• _WRITTEN PROBLEM_: Return each line of the material verbatim.

____ MATERIALS PROVIDED

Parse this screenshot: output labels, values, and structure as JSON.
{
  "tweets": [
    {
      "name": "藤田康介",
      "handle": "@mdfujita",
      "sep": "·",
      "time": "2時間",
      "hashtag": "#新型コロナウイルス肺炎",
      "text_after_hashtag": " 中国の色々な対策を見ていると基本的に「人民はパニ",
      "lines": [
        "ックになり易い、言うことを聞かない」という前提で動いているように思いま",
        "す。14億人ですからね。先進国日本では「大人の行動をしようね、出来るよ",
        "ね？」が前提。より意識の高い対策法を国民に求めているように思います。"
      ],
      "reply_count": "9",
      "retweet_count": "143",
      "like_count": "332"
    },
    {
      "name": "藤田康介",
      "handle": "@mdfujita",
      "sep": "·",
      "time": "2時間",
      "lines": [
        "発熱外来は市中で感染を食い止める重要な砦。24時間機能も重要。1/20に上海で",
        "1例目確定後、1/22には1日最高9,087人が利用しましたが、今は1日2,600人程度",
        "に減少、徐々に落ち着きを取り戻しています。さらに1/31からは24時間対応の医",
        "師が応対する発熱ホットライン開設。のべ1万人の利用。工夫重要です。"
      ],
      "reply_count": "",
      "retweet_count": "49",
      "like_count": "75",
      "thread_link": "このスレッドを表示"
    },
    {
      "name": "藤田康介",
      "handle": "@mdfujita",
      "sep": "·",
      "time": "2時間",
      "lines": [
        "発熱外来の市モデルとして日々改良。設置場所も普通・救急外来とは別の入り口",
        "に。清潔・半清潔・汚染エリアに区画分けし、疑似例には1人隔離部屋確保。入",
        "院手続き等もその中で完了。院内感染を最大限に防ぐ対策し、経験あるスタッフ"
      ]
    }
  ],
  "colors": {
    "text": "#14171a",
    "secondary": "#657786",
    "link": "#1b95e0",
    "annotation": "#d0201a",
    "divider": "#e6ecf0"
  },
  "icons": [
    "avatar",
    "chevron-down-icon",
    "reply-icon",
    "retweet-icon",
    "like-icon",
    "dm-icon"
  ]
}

________

• _TASK SOLUTION_:
Parse this screenshot: output labels, values, and structure as JSON.
{
  "tweets": [
    {
      "name": "藤田康介",
      "handle": "@mdfujita",
      "sep": "·",
      "time": "2時間",
      "hashtag": "#新型コロナウイルス肺炎",
      "text_after_hashtag": " 中国の色々な対策を見ていると基本的に「人民はパニ",
      "lines": [
        "ックになり易い、言うことを聞かない」という前提で動いているように思いま",
        "す。14億人ですからね。先進国日本では「大人の行動をしようね、出来るよ",
        "ね？」が前提。より意識の高い対策法を国民に求めているように思います。"
      ],
      "reply_count": "9",
      "retweet_count": "143",
      "like_count": "332"
    },
    {
      "name": "藤田康介",
      "handle": "@mdfujita",
      "sep": "·",
      "time": "2時間",
      "lines": [
        "発熱外来は市中で感染を食い止める重要な砦。24時間機能も重要。1/20に上海で",
        "1例目確定後、1/22には1日最高9,087人が利用しましたが、今は1日2,600人程度",
        "に減少、徐々に落ち着きを取り戻しています。さらに1/31からは24時間対応の医",
        "師が応対する発熱ホットライン開設。のべ1万人の利用。工夫重要です。"
      ],
      "reply_count": "",
      "retweet_count": "49",
      "like_count": "75",
      "thread_link": "このスレッドを表示"
    },
    {
      "name": "藤田康介",
      "handle": "@mdfujita",
      "sep": "·",
      "time": "2時間",
      "lines": [
        "発熱外来の市モデルとして日々改良。設置場所も普通・救急外来とは別の入り口",
        "に。清潔・半清潔・汚染エリアに区画分けし、疑似例には1人隔離部屋確保。入",
        "院手続き等もその中で完了。院内感染を最大限に防ぐ対策し、経験あるスタッフ"
      ]
    }
  ],
  "colors": {
    "text": "#14171a",
    "secondary": "#657786",
    "link": "#1b95e0",
    "annotation": "#d0201a",
    "divider": "#e6ecf0"
  },
  "icons": [
    "avatar",
    "chevron-down-icon",
    "reply-icon",
    "retweet-icon",
    "like-icon",
    "dm-icon"
  ]
}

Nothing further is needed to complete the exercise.